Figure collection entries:
"""

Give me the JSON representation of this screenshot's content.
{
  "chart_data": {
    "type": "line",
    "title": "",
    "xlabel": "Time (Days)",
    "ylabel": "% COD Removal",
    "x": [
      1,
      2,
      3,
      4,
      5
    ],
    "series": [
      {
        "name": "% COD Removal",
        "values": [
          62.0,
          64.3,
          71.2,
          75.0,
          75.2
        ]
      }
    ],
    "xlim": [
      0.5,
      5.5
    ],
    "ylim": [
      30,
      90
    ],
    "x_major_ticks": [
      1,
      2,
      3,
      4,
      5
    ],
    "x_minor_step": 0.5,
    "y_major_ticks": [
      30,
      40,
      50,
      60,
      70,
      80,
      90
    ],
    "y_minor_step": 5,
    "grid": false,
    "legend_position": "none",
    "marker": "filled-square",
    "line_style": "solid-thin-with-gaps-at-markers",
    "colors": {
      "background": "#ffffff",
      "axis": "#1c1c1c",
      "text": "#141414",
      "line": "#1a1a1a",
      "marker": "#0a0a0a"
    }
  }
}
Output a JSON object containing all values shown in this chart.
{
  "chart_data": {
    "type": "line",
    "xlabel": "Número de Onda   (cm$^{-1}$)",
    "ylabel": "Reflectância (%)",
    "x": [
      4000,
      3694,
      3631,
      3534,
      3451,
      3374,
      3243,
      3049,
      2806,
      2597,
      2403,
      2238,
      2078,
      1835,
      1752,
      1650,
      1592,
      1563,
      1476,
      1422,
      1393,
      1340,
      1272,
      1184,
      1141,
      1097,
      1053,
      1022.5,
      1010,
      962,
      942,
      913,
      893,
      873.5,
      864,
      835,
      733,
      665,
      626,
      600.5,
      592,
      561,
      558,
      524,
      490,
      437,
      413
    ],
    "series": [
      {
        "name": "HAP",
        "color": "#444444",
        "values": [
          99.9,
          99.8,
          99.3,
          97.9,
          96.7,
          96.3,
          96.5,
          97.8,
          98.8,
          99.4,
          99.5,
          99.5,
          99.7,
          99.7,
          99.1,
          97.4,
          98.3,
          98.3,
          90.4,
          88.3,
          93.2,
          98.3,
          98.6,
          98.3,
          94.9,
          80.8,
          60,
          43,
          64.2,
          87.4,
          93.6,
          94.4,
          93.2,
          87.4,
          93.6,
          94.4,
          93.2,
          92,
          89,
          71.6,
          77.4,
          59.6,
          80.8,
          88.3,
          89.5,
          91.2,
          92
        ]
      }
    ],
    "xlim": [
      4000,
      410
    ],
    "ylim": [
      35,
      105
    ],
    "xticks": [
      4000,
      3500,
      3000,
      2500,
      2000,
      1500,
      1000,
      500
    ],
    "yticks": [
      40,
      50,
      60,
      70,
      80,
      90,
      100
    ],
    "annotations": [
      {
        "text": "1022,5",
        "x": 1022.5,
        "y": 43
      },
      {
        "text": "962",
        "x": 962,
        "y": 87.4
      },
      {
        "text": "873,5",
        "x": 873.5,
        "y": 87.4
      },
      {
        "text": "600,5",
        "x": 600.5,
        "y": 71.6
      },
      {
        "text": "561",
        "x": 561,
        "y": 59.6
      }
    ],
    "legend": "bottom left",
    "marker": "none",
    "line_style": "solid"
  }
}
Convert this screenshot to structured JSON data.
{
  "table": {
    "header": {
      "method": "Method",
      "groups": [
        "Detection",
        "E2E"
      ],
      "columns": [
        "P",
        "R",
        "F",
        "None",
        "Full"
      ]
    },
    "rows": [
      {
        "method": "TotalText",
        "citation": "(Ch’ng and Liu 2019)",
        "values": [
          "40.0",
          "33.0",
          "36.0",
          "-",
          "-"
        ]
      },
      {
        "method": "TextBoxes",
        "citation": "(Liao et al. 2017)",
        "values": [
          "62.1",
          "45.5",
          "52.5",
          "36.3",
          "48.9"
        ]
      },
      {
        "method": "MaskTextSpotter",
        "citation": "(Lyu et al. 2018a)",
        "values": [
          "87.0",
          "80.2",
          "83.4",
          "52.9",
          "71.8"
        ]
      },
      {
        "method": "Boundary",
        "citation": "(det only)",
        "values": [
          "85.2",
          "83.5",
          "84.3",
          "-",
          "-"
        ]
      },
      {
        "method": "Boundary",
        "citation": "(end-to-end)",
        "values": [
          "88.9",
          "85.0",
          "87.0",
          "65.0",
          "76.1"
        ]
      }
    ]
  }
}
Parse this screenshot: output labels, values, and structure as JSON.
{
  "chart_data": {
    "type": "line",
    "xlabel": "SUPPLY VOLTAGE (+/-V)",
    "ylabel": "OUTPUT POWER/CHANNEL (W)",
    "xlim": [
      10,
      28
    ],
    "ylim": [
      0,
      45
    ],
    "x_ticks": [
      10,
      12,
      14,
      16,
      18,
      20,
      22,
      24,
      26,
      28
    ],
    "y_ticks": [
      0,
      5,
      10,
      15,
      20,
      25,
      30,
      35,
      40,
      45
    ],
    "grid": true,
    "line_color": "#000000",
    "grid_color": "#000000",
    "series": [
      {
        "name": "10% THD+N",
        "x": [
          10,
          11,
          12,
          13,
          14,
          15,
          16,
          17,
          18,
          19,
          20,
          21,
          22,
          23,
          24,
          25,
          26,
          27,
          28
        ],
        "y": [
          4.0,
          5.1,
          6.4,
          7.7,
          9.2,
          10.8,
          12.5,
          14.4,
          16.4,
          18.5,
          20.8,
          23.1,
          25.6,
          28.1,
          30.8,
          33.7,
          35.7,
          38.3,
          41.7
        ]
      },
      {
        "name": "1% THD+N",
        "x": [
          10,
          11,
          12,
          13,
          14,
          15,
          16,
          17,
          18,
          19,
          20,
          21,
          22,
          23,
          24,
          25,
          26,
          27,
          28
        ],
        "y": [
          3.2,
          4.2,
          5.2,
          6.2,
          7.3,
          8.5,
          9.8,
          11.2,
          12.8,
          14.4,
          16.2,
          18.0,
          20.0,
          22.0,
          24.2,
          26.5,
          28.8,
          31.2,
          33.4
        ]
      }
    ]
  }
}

"""

Work required:
Going over the lines above, work out how many include "citation", then give only that number.

Task output:
5